# DIE AUFGABE
Gib das gesamte Material noch einmal aus und tausche dabei „GIFT30“ überall gegen „SAVE30“. Alles andere bleibt unverändert.

# AUSGANGSMATERIAL
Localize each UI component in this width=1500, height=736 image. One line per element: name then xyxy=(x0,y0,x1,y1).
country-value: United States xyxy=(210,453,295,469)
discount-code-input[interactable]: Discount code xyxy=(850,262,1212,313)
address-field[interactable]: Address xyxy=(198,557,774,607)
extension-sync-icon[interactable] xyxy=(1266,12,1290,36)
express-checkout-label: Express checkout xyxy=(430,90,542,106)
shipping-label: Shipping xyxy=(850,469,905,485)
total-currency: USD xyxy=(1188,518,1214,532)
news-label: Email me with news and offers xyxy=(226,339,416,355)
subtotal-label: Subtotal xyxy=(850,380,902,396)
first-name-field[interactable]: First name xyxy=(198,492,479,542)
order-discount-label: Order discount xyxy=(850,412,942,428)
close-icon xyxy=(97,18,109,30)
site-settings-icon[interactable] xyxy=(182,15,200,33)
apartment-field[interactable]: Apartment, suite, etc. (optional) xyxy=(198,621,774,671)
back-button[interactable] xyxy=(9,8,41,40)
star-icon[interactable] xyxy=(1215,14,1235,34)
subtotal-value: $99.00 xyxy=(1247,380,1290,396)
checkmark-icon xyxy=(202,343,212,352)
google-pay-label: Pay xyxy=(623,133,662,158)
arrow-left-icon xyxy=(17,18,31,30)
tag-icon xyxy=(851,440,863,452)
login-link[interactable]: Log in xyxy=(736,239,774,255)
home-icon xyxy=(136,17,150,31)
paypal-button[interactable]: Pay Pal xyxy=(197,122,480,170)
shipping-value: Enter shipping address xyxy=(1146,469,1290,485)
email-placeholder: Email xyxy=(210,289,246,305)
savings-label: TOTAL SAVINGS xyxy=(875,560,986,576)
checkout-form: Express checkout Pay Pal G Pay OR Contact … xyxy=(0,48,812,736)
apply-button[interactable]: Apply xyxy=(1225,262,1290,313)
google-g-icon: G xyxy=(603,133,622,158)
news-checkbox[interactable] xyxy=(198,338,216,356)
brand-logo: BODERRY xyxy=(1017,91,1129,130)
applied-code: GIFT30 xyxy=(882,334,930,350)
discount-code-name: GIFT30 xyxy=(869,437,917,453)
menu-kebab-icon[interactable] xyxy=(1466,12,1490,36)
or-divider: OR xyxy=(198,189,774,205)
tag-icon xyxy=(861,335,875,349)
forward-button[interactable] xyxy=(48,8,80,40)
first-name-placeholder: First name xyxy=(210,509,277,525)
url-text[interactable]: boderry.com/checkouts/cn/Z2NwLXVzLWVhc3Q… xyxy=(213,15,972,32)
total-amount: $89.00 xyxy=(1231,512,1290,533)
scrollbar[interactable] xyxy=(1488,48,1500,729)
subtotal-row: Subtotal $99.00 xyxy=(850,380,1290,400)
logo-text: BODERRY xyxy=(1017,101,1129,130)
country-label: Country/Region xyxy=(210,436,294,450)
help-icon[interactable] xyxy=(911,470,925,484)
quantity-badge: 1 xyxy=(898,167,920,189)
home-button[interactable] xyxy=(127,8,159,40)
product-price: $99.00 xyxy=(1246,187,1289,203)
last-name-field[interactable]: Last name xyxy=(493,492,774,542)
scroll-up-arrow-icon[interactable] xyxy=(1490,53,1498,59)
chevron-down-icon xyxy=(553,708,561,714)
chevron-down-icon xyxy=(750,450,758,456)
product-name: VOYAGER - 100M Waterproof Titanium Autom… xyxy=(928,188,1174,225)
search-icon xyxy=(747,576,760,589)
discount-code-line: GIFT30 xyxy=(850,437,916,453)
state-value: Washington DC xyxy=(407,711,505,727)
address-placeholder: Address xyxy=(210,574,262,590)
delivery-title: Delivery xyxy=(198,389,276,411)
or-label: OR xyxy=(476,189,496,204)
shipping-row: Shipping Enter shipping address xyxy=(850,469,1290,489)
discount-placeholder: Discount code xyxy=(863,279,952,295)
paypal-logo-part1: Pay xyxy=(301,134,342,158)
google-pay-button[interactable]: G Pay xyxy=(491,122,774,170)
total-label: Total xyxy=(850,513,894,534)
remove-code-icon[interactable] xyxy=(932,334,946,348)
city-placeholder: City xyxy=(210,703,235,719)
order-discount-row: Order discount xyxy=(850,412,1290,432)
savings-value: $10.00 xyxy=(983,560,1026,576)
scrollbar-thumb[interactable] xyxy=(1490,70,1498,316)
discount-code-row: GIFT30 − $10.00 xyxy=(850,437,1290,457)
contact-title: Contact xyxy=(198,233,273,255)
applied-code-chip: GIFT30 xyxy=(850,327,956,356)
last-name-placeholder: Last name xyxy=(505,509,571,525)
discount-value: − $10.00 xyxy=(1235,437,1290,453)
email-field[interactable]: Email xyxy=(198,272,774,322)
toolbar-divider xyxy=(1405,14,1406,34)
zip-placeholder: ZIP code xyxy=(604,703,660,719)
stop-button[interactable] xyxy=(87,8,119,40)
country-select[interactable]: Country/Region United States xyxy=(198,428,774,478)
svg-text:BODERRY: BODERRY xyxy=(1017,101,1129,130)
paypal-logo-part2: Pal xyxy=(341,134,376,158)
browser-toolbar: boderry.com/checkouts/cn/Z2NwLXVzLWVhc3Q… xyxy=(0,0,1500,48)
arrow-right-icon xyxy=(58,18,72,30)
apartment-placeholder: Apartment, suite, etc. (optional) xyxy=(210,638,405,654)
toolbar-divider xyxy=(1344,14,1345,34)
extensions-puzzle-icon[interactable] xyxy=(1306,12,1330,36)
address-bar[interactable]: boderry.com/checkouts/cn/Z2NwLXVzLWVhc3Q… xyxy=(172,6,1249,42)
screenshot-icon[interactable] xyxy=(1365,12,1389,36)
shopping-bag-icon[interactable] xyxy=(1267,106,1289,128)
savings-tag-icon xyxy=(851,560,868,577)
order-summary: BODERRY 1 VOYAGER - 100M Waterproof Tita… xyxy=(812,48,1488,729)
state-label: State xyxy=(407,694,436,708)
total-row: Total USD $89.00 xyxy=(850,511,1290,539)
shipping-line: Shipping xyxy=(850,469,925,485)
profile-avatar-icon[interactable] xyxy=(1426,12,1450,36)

# ERGEBNIS
Localize each UI component in this width=1500, height=736 image. One line per element: name then xyxy=(x0,y0,x1,y1).
country-value: United States xyxy=(210,453,295,469)
discount-code-input[interactable]: Discount code xyxy=(850,262,1212,313)
address-field[interactable]: Address xyxy=(198,557,774,607)
extension-sync-icon[interactable] xyxy=(1266,12,1290,36)
express-checkout-label: Express checkout xyxy=(430,90,542,106)
shipping-label: Shipping xyxy=(850,469,905,485)
total-currency: USD xyxy=(1188,518,1214,532)
news-label: Email me with news and offers xyxy=(226,339,416,355)
subtotal-label: Subtotal xyxy=(850,380,902,396)
first-name-field[interactable]: First name xyxy=(198,492,479,542)
order-discount-label: Order discount xyxy=(850,412,942,428)
close-icon xyxy=(97,18,109,30)
site-settings-icon[interactable] xyxy=(182,15,200,33)
apartment-field[interactable]: Apartment, suite, etc. (optional) xyxy=(198,621,774,671)
back-button[interactable] xyxy=(9,8,41,40)
star-icon[interactable] xyxy=(1215,14,1235,34)
subtotal-value: $99.00 xyxy=(1247,380,1290,396)
checkmark-icon xyxy=(202,343,212,352)
google-pay-label: Pay xyxy=(623,133,662,158)
arrow-left-icon xyxy=(17,18,31,30)
tag-icon xyxy=(851,440,863,452)
login-link[interactable]: Log in xyxy=(736,239,774,255)
home-icon xyxy=(136,17,150,31)
paypal-button[interactable]: Pay Pal xyxy=(197,122,480,170)
shipping-value: Enter shipping address xyxy=(1146,469,1290,485)
email-placeholder: Email xyxy=(210,289,246,305)
savings-label: TOTAL SAVINGS xyxy=(875,560,986,576)
checkout-form: Express checkout Pay Pal G Pay OR Contact … xyxy=(0,48,812,736)
apply-button[interactable]: Apply xyxy=(1225,262,1290,313)
google-g-icon: G xyxy=(603,133,622,158)
news-checkbox[interactable] xyxy=(198,338,216,356)
brand-logo: BODERRY xyxy=(1017,91,1129,130)
applied-code: SAVE30 xyxy=(882,334,930,350)
discount-code-name: SAVE30 xyxy=(869,437,917,453)
menu-kebab-icon[interactable] xyxy=(1466,12,1490,36)
or-divider: OR xyxy=(198,189,774,205)
tag-icon xyxy=(861,335,875,349)
forward-button[interactable] xyxy=(48,8,80,40)
first-name-placeholder: First name xyxy=(210,509,277,525)
url-text[interactable]: boderry.com/checkouts/cn/Z2NwLXVzLWVhc3Q… xyxy=(213,15,972,32)
total-amount: $89.00 xyxy=(1231,512,1290,533)
scrollbar[interactable] xyxy=(1488,48,1500,729)
subtotal-row: Subtotal $99.00 xyxy=(850,380,1290,400)
logo-text: BODERRY xyxy=(1017,101,1129,130)
country-label: Country/Region xyxy=(210,436,294,450)
help-icon[interactable] xyxy=(911,470,925,484)
quantity-badge: 1 xyxy=(898,167,920,189)
home-button[interactable] xyxy=(127,8,159,40)
product-price: $99.00 xyxy=(1246,187,1289,203)
last-name-field[interactable]: Last name xyxy=(493,492,774,542)
scroll-up-arrow-icon[interactable] xyxy=(1490,53,1498,59)
chevron-down-icon xyxy=(553,708,561,714)
chevron-down-icon xyxy=(750,450,758,456)
product-name: VOYAGER - 100M Waterproof Titanium Autom… xyxy=(928,188,1174,225)
search-icon xyxy=(747,576,760,589)
discount-code-line: SAVE30 xyxy=(850,437,916,453)
state-value: Washington DC xyxy=(407,711,505,727)
address-placeholder: Address xyxy=(210,574,262,590)
delivery-title: Delivery xyxy=(198,389,276,411)
or-label: OR xyxy=(476,189,496,204)
shipping-row: Shipping Enter shipping address xyxy=(850,469,1290,489)
discount-placeholder: Discount code xyxy=(863,279,952,295)
paypal-logo-part1: Pay xyxy=(301,134,342,158)
google-pay-button[interactable]: G Pay xyxy=(491,122,774,170)
total-label: Total xyxy=(850,513,894,534)
remove-code-icon[interactable] xyxy=(932,334,946,348)
city-placeholder: City xyxy=(210,703,235,719)
order-discount-row: Order discount xyxy=(850,412,1290,432)
savings-value: $10.00 xyxy=(983,560,1026,576)
scrollbar-thumb[interactable] xyxy=(1490,70,1498,316)
discount-code-row: SAVE30 − $10.00 xyxy=(850,437,1290,457)
contact-title: Contact xyxy=(198,233,273,255)
applied-code-chip: SAVE30 xyxy=(850,327,956,356)
last-name-placeholder: Last name xyxy=(505,509,571,525)
discount-value: − $10.00 xyxy=(1235,437,1290,453)
email-field[interactable]: Email xyxy=(198,272,774,322)
toolbar-divider xyxy=(1405,14,1406,34)
zip-placeholder: ZIP code xyxy=(604,703,660,719)
stop-button[interactable] xyxy=(87,8,119,40)
country-select[interactable]: Country/Region United States xyxy=(198,428,774,478)
svg-text:BODERRY: BODERRY xyxy=(1017,101,1129,130)
paypal-logo-part2: Pal xyxy=(341,134,376,158)
browser-toolbar: boderry.com/checkouts/cn/Z2NwLXVzLWVhc3Q… xyxy=(0,0,1500,48)
arrow-right-icon xyxy=(58,18,72,30)
apartment-placeholder: Apartment, suite, etc. (optional) xyxy=(210,638,405,654)
toolbar-divider xyxy=(1344,14,1345,34)
extensions-puzzle-icon[interactable] xyxy=(1306,12,1330,36)
address-bar[interactable]: boderry.com/checkouts/cn/Z2NwLXVzLWVhc3Q… xyxy=(172,6,1249,42)
screenshot-icon[interactable] xyxy=(1365,12,1389,36)
shopping-bag-icon[interactable] xyxy=(1267,106,1289,128)
savings-tag-icon xyxy=(851,560,868,577)
order-summary: BODERRY 1 VOYAGER - 100M Waterproof Tita… xyxy=(812,48,1488,729)
state-label: State xyxy=(407,694,436,708)
total-row: Total USD $89.00 xyxy=(850,511,1290,539)
shipping-line: Shipping xyxy=(850,469,925,485)
profile-avatar-icon[interactable] xyxy=(1426,12,1450,36)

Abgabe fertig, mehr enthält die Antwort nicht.